▶ _Stated task_
Below is a listing; copy all of it exactly.

-- START OF Rows --

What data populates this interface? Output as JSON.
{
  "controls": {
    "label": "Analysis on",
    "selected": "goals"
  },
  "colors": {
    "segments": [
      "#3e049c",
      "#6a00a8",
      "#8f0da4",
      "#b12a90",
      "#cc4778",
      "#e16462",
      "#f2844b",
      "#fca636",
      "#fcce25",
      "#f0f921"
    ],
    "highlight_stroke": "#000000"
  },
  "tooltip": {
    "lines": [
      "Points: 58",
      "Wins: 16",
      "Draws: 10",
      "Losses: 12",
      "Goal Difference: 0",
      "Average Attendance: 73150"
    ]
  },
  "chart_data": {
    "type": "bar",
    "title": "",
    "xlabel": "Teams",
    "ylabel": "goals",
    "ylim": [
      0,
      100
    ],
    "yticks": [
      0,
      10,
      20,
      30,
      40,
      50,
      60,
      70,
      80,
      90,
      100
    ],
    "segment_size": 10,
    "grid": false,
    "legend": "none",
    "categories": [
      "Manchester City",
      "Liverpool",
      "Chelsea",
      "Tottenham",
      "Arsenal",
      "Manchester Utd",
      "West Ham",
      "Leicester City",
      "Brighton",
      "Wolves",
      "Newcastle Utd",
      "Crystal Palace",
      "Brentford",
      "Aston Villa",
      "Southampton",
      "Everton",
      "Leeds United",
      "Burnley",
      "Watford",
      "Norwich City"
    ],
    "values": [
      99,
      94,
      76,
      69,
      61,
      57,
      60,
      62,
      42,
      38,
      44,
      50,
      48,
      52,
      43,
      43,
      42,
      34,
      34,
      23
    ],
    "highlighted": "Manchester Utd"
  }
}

-- END OF Rows --

▶ _Expected output_
What data populates this interface? Output as JSON.
{
  "controls": {
    "label": "Analysis on",
    "selected": "goals"
  },
  "colors": {
    "segments": [
      "#3e049c",
      "#6a00a8",
      "#8f0da4",
      "#b12a90",
      "#cc4778",
      "#e16462",
      "#f2844b",
      "#fca636",
      "#fcce25",
      "#f0f921"
    ],
    "highlight_stroke": "#000000"
  },
  "tooltip": {
    "lines": [
      "Points: 58",
      "Wins: 16",
      "Draws: 10",
      "Losses: 12",
      "Goal Difference: 0",
      "Average Attendance: 73150"
    ]
  },
  "chart_data": {
    "type": "bar",
    "title": "",
    "xlabel": "Teams",
    "ylabel": "goals",
    "ylim": [
      0,
      100
    ],
    "yticks": [
      0,
      10,
      20,
      30,
      40,
      50,
      60,
      70,
      80,
      90,
      100
    ],
    "segment_size": 10,
    "grid": false,
    "legend": "none",
    "categories": [
      "Manchester City",
      "Liverpool",
      "Chelsea",
      "Tottenham",
      "Arsenal",
      "Manchester Utd",
      "West Ham",
      "Leicester City",
      "Brighton",
      "Wolves",
      "Newcastle Utd",
      "Crystal Palace",
      "Brentford",
      "Aston Villa",
      "Southampton",
      "Everton",
      "Leeds United",
      "Burnley",
      "Watford",
      "Norwich City"
    ],
    "values": [
      99,
      94,
      76,
      69,
      61,
      57,
      60,
      62,
      42,
      38,
      44,
      50,
      48,
      52,
      43,
      43,
      42,
      34,
      34,
      23
    ],
    "highlighted": "Manchester Utd"
  }
}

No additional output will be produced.